Provided records:
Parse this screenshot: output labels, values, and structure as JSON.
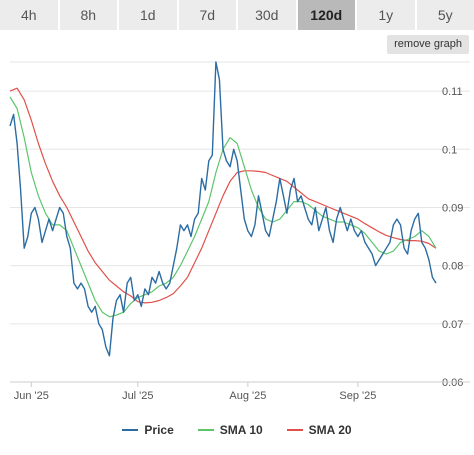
{
  "tabs": [
    {
      "label": "4h",
      "active": false
    },
    {
      "label": "8h",
      "active": false
    },
    {
      "label": "1d",
      "active": false
    },
    {
      "label": "7d",
      "active": false
    },
    {
      "label": "30d",
      "active": false
    },
    {
      "label": "120d",
      "active": true
    },
    {
      "label": "1y",
      "active": false
    },
    {
      "label": "5y",
      "active": false
    }
  ],
  "remove_graph_label": "remove graph",
  "chart_data": {
    "type": "line",
    "x_axis": {
      "start": "2025-05-26",
      "end": "2025-09-23",
      "tick_labels": [
        "Jun '25",
        "Jul '25",
        "Aug '25",
        "Sep '25"
      ],
      "tick_dates": [
        "2025-06-01",
        "2025-07-01",
        "2025-08-01",
        "2025-09-01"
      ]
    },
    "y_axis": {
      "ylim": [
        0.06,
        0.115
      ],
      "tick_labels": [
        "0.06",
        "0.07",
        "0.08",
        "0.09",
        "0.1",
        "0.11"
      ],
      "tick_values": [
        0.06,
        0.07,
        0.08,
        0.09,
        0.1,
        0.11
      ],
      "position": "right"
    },
    "grid": "horizontal",
    "legend_position": "bottom",
    "series": [
      {
        "name": "Price",
        "color": "#2b6ca3",
        "points": [
          [
            "2025-05-26",
            0.104
          ],
          [
            "2025-05-27",
            0.106
          ],
          [
            "2025-05-28",
            0.101
          ],
          [
            "2025-05-29",
            0.093
          ],
          [
            "2025-05-30",
            0.083
          ],
          [
            "2025-05-31",
            0.085
          ],
          [
            "2025-06-01",
            0.089
          ],
          [
            "2025-06-02",
            0.09
          ],
          [
            "2025-06-03",
            0.088
          ],
          [
            "2025-06-04",
            0.084
          ],
          [
            "2025-06-05",
            0.086
          ],
          [
            "2025-06-06",
            0.088
          ],
          [
            "2025-06-07",
            0.086
          ],
          [
            "2025-06-08",
            0.088
          ],
          [
            "2025-06-09",
            0.09
          ],
          [
            "2025-06-10",
            0.089
          ],
          [
            "2025-06-11",
            0.085
          ],
          [
            "2025-06-12",
            0.083
          ],
          [
            "2025-06-13",
            0.077
          ],
          [
            "2025-06-14",
            0.076
          ],
          [
            "2025-06-15",
            0.077
          ],
          [
            "2025-06-16",
            0.076
          ],
          [
            "2025-06-17",
            0.073
          ],
          [
            "2025-06-18",
            0.072
          ],
          [
            "2025-06-19",
            0.073
          ],
          [
            "2025-06-20",
            0.07
          ],
          [
            "2025-06-21",
            0.069
          ],
          [
            "2025-06-22",
            0.066
          ],
          [
            "2025-06-23",
            0.0645
          ],
          [
            "2025-06-24",
            0.071
          ],
          [
            "2025-06-25",
            0.074
          ],
          [
            "2025-06-26",
            0.075
          ],
          [
            "2025-06-27",
            0.072
          ],
          [
            "2025-06-28",
            0.077
          ],
          [
            "2025-06-29",
            0.078
          ],
          [
            "2025-06-30",
            0.074
          ],
          [
            "2025-07-01",
            0.075
          ],
          [
            "2025-07-02",
            0.073
          ],
          [
            "2025-07-03",
            0.076
          ],
          [
            "2025-07-04",
            0.075
          ],
          [
            "2025-07-05",
            0.078
          ],
          [
            "2025-07-06",
            0.077
          ],
          [
            "2025-07-07",
            0.079
          ],
          [
            "2025-07-08",
            0.077
          ],
          [
            "2025-07-09",
            0.076
          ],
          [
            "2025-07-10",
            0.077
          ],
          [
            "2025-07-11",
            0.08
          ],
          [
            "2025-07-12",
            0.083
          ],
          [
            "2025-07-13",
            0.087
          ],
          [
            "2025-07-14",
            0.086
          ],
          [
            "2025-07-15",
            0.087
          ],
          [
            "2025-07-16",
            0.085
          ],
          [
            "2025-07-17",
            0.088
          ],
          [
            "2025-07-18",
            0.089
          ],
          [
            "2025-07-19",
            0.095
          ],
          [
            "2025-07-20",
            0.093
          ],
          [
            "2025-07-21",
            0.098
          ],
          [
            "2025-07-22",
            0.099
          ],
          [
            "2025-07-23",
            0.115
          ],
          [
            "2025-07-24",
            0.112
          ],
          [
            "2025-07-25",
            0.1
          ],
          [
            "2025-07-26",
            0.098
          ],
          [
            "2025-07-27",
            0.097
          ],
          [
            "2025-07-28",
            0.1
          ],
          [
            "2025-07-29",
            0.098
          ],
          [
            "2025-07-30",
            0.093
          ],
          [
            "2025-07-31",
            0.088
          ],
          [
            "2025-08-01",
            0.086
          ],
          [
            "2025-08-02",
            0.085
          ],
          [
            "2025-08-03",
            0.087
          ],
          [
            "2025-08-04",
            0.092
          ],
          [
            "2025-08-05",
            0.089
          ],
          [
            "2025-08-06",
            0.086
          ],
          [
            "2025-08-07",
            0.085
          ],
          [
            "2025-08-08",
            0.088
          ],
          [
            "2025-08-09",
            0.091
          ],
          [
            "2025-08-10",
            0.095
          ],
          [
            "2025-08-11",
            0.092
          ],
          [
            "2025-08-12",
            0.089
          ],
          [
            "2025-08-13",
            0.093
          ],
          [
            "2025-08-14",
            0.095
          ],
          [
            "2025-08-15",
            0.091
          ],
          [
            "2025-08-16",
            0.092
          ],
          [
            "2025-08-17",
            0.09
          ],
          [
            "2025-08-18",
            0.088
          ],
          [
            "2025-08-19",
            0.087
          ],
          [
            "2025-08-20",
            0.09
          ],
          [
            "2025-08-21",
            0.086
          ],
          [
            "2025-08-22",
            0.088
          ],
          [
            "2025-08-23",
            0.09
          ],
          [
            "2025-08-24",
            0.086
          ],
          [
            "2025-08-25",
            0.084
          ],
          [
            "2025-08-26",
            0.088
          ],
          [
            "2025-08-27",
            0.09
          ],
          [
            "2025-08-28",
            0.088
          ],
          [
            "2025-08-29",
            0.086
          ],
          [
            "2025-08-30",
            0.088
          ],
          [
            "2025-08-31",
            0.086
          ],
          [
            "2025-09-01",
            0.085
          ],
          [
            "2025-09-02",
            0.086
          ],
          [
            "2025-09-03",
            0.084
          ],
          [
            "2025-09-04",
            0.083
          ],
          [
            "2025-09-05",
            0.082
          ],
          [
            "2025-09-06",
            0.08
          ],
          [
            "2025-09-07",
            0.081
          ],
          [
            "2025-09-08",
            0.082
          ],
          [
            "2025-09-09",
            0.083
          ],
          [
            "2025-09-10",
            0.084
          ],
          [
            "2025-09-11",
            0.087
          ],
          [
            "2025-09-12",
            0.088
          ],
          [
            "2025-09-13",
            0.087
          ],
          [
            "2025-09-14",
            0.083
          ],
          [
            "2025-09-15",
            0.082
          ],
          [
            "2025-09-16",
            0.086
          ],
          [
            "2025-09-17",
            0.088
          ],
          [
            "2025-09-18",
            0.089
          ],
          [
            "2025-09-19",
            0.084
          ],
          [
            "2025-09-20",
            0.083
          ],
          [
            "2025-09-21",
            0.081
          ],
          [
            "2025-09-22",
            0.078
          ],
          [
            "2025-09-23",
            0.077
          ]
        ]
      },
      {
        "name": "SMA 10",
        "color": "#5cc46c",
        "points": [
          [
            "2025-05-26",
            0.109
          ],
          [
            "2025-05-28",
            0.107
          ],
          [
            "2025-05-30",
            0.102
          ],
          [
            "2025-06-01",
            0.096
          ],
          [
            "2025-06-03",
            0.092
          ],
          [
            "2025-06-05",
            0.089
          ],
          [
            "2025-06-07",
            0.087
          ],
          [
            "2025-06-09",
            0.087
          ],
          [
            "2025-06-11",
            0.086
          ],
          [
            "2025-06-13",
            0.083
          ],
          [
            "2025-06-15",
            0.08
          ],
          [
            "2025-06-17",
            0.077
          ],
          [
            "2025-06-19",
            0.074
          ],
          [
            "2025-06-21",
            0.072
          ],
          [
            "2025-06-23",
            0.0712
          ],
          [
            "2025-06-25",
            0.0715
          ],
          [
            "2025-06-27",
            0.072
          ],
          [
            "2025-06-29",
            0.0735
          ],
          [
            "2025-07-01",
            0.0745
          ],
          [
            "2025-07-03",
            0.075
          ],
          [
            "2025-07-05",
            0.0755
          ],
          [
            "2025-07-07",
            0.0765
          ],
          [
            "2025-07-09",
            0.077
          ],
          [
            "2025-07-11",
            0.078
          ],
          [
            "2025-07-13",
            0.08
          ],
          [
            "2025-07-15",
            0.0825
          ],
          [
            "2025-07-17",
            0.085
          ],
          [
            "2025-07-19",
            0.088
          ],
          [
            "2025-07-21",
            0.091
          ],
          [
            "2025-07-23",
            0.096
          ],
          [
            "2025-07-25",
            0.1
          ],
          [
            "2025-07-27",
            0.102
          ],
          [
            "2025-07-29",
            0.101
          ],
          [
            "2025-07-31",
            0.097
          ],
          [
            "2025-08-02",
            0.093
          ],
          [
            "2025-08-04",
            0.09
          ],
          [
            "2025-08-06",
            0.088
          ],
          [
            "2025-08-08",
            0.0875
          ],
          [
            "2025-08-10",
            0.088
          ],
          [
            "2025-08-12",
            0.0895
          ],
          [
            "2025-08-14",
            0.091
          ],
          [
            "2025-08-16",
            0.091
          ],
          [
            "2025-08-18",
            0.0905
          ],
          [
            "2025-08-20",
            0.0895
          ],
          [
            "2025-08-22",
            0.0885
          ],
          [
            "2025-08-24",
            0.088
          ],
          [
            "2025-08-26",
            0.0875
          ],
          [
            "2025-08-28",
            0.0875
          ],
          [
            "2025-08-30",
            0.087
          ],
          [
            "2025-09-01",
            0.0865
          ],
          [
            "2025-09-03",
            0.0855
          ],
          [
            "2025-09-05",
            0.084
          ],
          [
            "2025-09-07",
            0.0825
          ],
          [
            "2025-09-09",
            0.082
          ],
          [
            "2025-09-11",
            0.0825
          ],
          [
            "2025-09-13",
            0.084
          ],
          [
            "2025-09-15",
            0.0845
          ],
          [
            "2025-09-17",
            0.085
          ],
          [
            "2025-09-19",
            0.086
          ],
          [
            "2025-09-21",
            0.085
          ],
          [
            "2025-09-23",
            0.083
          ]
        ]
      },
      {
        "name": "SMA 20",
        "color": "#e0504a",
        "points": [
          [
            "2025-05-26",
            0.11
          ],
          [
            "2025-05-28",
            0.1105
          ],
          [
            "2025-05-30",
            0.1085
          ],
          [
            "2025-06-01",
            0.105
          ],
          [
            "2025-06-03",
            0.101
          ],
          [
            "2025-06-05",
            0.0975
          ],
          [
            "2025-06-07",
            0.0945
          ],
          [
            "2025-06-09",
            0.092
          ],
          [
            "2025-06-11",
            0.09
          ],
          [
            "2025-06-13",
            0.0875
          ],
          [
            "2025-06-15",
            0.085
          ],
          [
            "2025-06-17",
            0.0825
          ],
          [
            "2025-06-19",
            0.0805
          ],
          [
            "2025-06-21",
            0.079
          ],
          [
            "2025-06-23",
            0.0775
          ],
          [
            "2025-06-25",
            0.0765
          ],
          [
            "2025-06-27",
            0.0755
          ],
          [
            "2025-06-29",
            0.0748
          ],
          [
            "2025-07-01",
            0.0738
          ],
          [
            "2025-07-03",
            0.0736
          ],
          [
            "2025-07-05",
            0.0737
          ],
          [
            "2025-07-07",
            0.074
          ],
          [
            "2025-07-09",
            0.0745
          ],
          [
            "2025-07-11",
            0.0752
          ],
          [
            "2025-07-13",
            0.0765
          ],
          [
            "2025-07-15",
            0.078
          ],
          [
            "2025-07-17",
            0.0805
          ],
          [
            "2025-07-19",
            0.083
          ],
          [
            "2025-07-21",
            0.086
          ],
          [
            "2025-07-23",
            0.089
          ],
          [
            "2025-07-25",
            0.092
          ],
          [
            "2025-07-27",
            0.0945
          ],
          [
            "2025-07-29",
            0.096
          ],
          [
            "2025-07-31",
            0.0963
          ],
          [
            "2025-08-02",
            0.0963
          ],
          [
            "2025-08-04",
            0.0962
          ],
          [
            "2025-08-06",
            0.096
          ],
          [
            "2025-08-08",
            0.0955
          ],
          [
            "2025-08-10",
            0.095
          ],
          [
            "2025-08-12",
            0.0945
          ],
          [
            "2025-08-14",
            0.0935
          ],
          [
            "2025-08-16",
            0.0925
          ],
          [
            "2025-08-18",
            0.0915
          ],
          [
            "2025-08-20",
            0.091
          ],
          [
            "2025-08-22",
            0.0905
          ],
          [
            "2025-08-24",
            0.09
          ],
          [
            "2025-08-26",
            0.0895
          ],
          [
            "2025-08-28",
            0.089
          ],
          [
            "2025-08-30",
            0.0885
          ],
          [
            "2025-09-01",
            0.088
          ],
          [
            "2025-09-03",
            0.0872
          ],
          [
            "2025-09-05",
            0.0865
          ],
          [
            "2025-09-07",
            0.0858
          ],
          [
            "2025-09-09",
            0.0852
          ],
          [
            "2025-09-11",
            0.0848
          ],
          [
            "2025-09-13",
            0.0845
          ],
          [
            "2025-09-15",
            0.0843
          ],
          [
            "2025-09-17",
            0.0843
          ],
          [
            "2025-09-19",
            0.0842
          ],
          [
            "2025-09-21",
            0.0838
          ],
          [
            "2025-09-23",
            0.083
          ]
        ]
      }
    ]
  }
}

Instructions for the task: Copy every single line of the material above that holds "color".

Solution to this exercise:
        "color": "#2b6ca3",
        "color": "#5cc46c",
        "color": "#e0504a",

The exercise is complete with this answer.